----- Records for processing -----

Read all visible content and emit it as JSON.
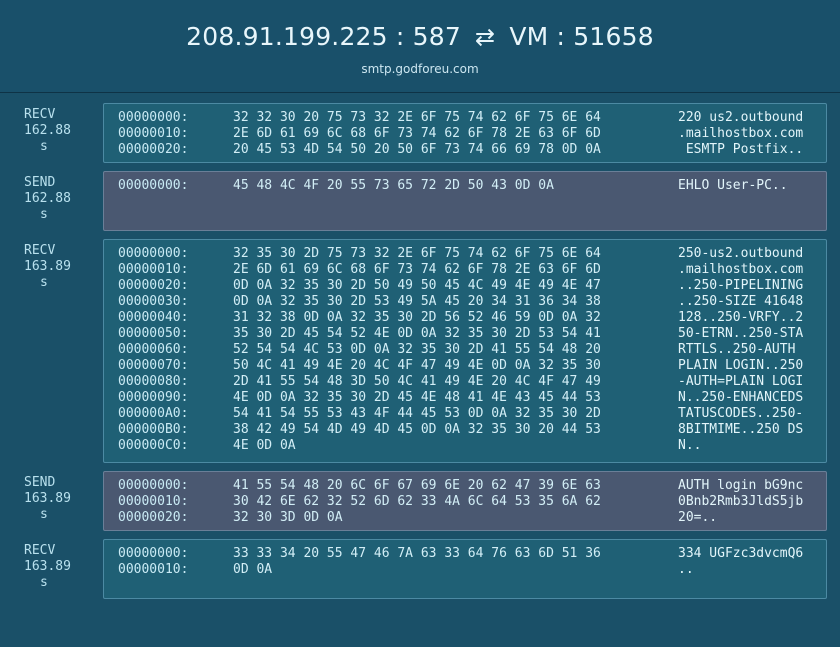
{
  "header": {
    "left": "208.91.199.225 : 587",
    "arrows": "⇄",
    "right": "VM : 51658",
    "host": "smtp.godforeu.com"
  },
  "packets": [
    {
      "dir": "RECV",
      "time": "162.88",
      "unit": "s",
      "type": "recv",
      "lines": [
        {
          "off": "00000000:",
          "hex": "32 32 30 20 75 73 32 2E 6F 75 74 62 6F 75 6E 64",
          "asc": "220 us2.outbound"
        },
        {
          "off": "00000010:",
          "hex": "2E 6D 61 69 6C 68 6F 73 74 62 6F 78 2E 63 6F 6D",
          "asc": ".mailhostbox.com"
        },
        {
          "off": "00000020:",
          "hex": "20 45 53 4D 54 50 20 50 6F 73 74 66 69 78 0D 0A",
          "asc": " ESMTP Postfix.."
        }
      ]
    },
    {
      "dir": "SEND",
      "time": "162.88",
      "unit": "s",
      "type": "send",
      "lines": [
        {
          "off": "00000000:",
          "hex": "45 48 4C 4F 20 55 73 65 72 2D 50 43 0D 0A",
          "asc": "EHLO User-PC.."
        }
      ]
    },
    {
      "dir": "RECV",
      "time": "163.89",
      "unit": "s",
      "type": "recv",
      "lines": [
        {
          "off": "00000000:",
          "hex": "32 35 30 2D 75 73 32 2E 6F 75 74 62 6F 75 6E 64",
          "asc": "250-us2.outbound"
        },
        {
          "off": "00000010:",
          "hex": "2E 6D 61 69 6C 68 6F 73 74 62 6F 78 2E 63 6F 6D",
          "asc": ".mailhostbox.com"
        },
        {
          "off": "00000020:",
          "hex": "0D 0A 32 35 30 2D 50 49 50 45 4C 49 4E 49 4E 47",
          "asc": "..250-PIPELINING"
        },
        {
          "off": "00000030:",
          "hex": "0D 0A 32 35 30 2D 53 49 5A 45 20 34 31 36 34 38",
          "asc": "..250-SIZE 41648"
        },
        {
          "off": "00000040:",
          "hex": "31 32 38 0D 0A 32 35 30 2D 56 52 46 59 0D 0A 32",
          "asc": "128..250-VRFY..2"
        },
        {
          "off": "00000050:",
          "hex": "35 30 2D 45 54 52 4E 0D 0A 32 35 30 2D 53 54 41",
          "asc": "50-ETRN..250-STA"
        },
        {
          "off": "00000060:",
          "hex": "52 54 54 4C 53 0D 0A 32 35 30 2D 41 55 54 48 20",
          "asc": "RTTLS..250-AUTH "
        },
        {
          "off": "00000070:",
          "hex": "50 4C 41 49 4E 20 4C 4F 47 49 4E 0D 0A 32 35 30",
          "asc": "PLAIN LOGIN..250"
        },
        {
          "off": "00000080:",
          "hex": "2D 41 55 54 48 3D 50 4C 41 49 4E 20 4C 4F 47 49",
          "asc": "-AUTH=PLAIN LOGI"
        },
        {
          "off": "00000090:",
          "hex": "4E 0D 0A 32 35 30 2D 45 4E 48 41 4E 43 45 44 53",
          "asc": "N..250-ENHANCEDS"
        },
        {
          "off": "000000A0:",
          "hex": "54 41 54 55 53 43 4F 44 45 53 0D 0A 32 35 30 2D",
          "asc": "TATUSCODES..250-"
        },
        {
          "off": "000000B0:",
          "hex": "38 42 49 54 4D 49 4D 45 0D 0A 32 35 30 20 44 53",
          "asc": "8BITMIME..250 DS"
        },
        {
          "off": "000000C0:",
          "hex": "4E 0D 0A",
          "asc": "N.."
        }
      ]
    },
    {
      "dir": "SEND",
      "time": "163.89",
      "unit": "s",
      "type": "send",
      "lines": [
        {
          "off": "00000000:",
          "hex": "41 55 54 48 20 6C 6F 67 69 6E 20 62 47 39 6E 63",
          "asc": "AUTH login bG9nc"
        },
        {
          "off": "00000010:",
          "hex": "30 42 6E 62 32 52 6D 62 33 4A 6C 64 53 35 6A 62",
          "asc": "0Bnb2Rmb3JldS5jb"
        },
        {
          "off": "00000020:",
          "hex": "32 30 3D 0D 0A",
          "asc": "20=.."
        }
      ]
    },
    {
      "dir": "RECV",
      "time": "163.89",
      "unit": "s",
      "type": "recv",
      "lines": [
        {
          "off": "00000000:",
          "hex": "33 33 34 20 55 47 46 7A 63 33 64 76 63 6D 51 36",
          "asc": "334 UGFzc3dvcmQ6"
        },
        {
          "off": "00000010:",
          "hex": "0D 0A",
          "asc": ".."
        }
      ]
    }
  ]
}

-----
----- Records for processing -----

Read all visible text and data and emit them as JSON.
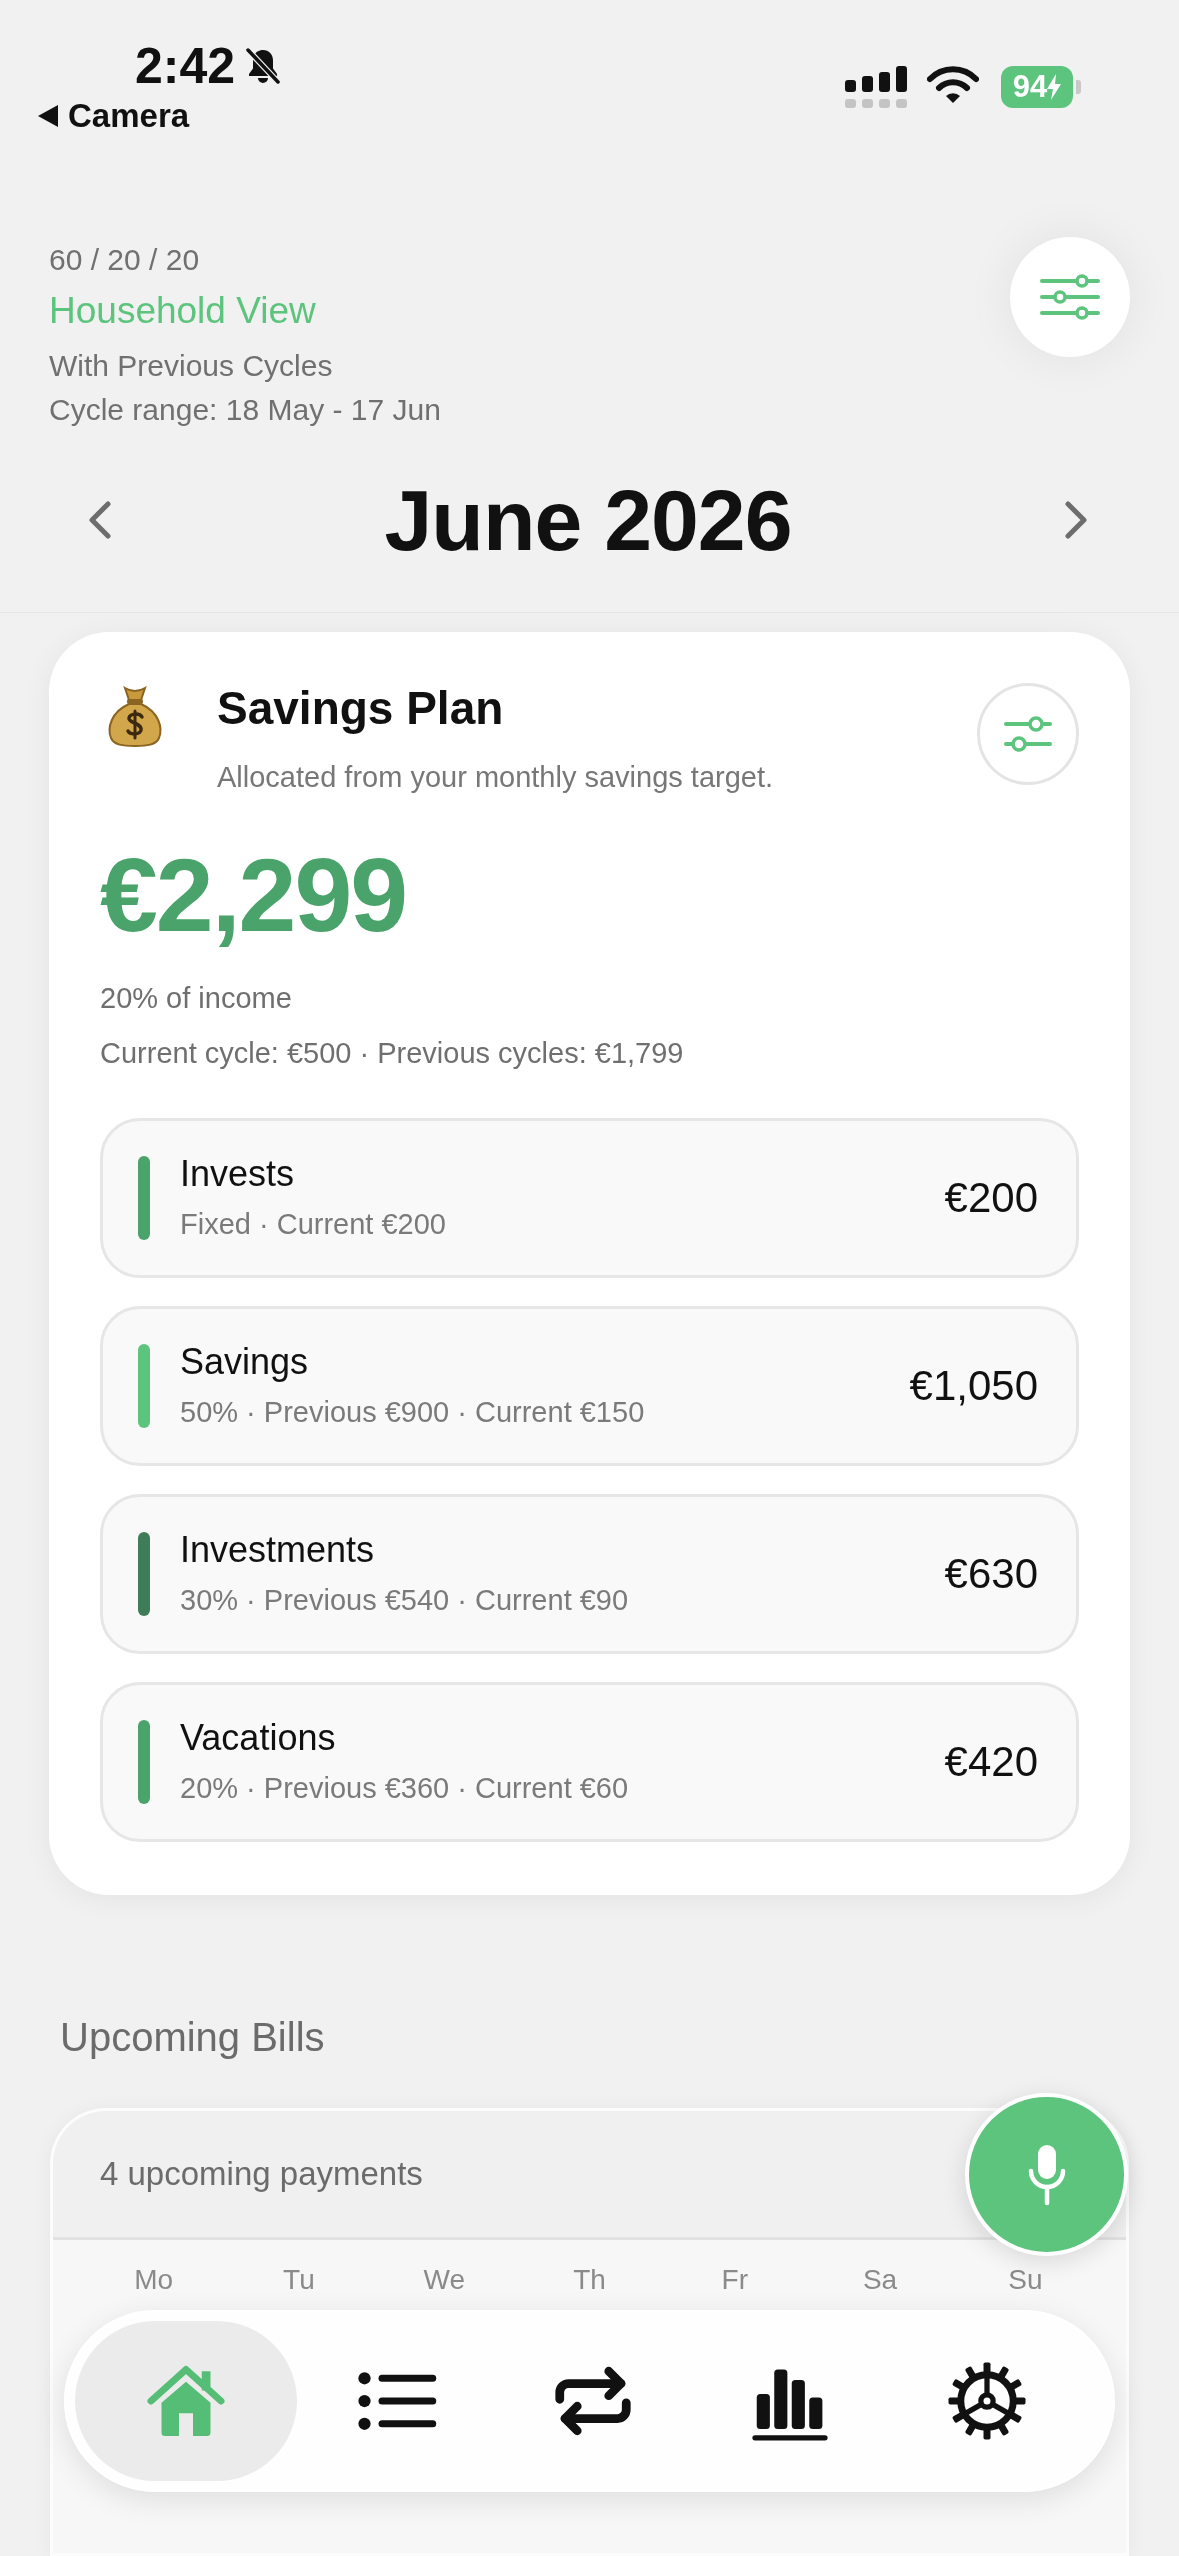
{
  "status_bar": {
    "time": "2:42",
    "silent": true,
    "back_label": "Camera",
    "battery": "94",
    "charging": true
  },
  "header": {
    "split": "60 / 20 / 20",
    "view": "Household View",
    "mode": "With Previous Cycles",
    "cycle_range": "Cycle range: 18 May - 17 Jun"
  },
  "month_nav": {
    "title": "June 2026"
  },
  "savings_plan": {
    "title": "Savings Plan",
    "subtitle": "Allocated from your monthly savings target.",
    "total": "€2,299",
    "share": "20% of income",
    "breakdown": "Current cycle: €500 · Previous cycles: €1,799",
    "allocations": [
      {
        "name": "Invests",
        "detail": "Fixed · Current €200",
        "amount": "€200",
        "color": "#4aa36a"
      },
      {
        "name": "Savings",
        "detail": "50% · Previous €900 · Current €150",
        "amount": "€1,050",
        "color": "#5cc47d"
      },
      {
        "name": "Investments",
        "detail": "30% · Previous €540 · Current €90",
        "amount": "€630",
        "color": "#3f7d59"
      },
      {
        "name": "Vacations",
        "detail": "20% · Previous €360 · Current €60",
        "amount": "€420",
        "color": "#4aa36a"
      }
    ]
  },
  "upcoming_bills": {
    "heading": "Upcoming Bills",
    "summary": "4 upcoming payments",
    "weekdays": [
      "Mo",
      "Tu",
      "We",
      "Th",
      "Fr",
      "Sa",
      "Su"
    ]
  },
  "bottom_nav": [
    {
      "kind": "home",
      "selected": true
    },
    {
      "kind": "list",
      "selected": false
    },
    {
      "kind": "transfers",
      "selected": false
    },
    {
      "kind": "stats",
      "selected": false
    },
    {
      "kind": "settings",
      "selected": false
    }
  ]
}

-----

» Instructions to follow
Copy every line in the records above that contains the word "outbound".

» Exercise result
          "asc": "220 us2.outbound"
          "asc": "250-us2.outbound"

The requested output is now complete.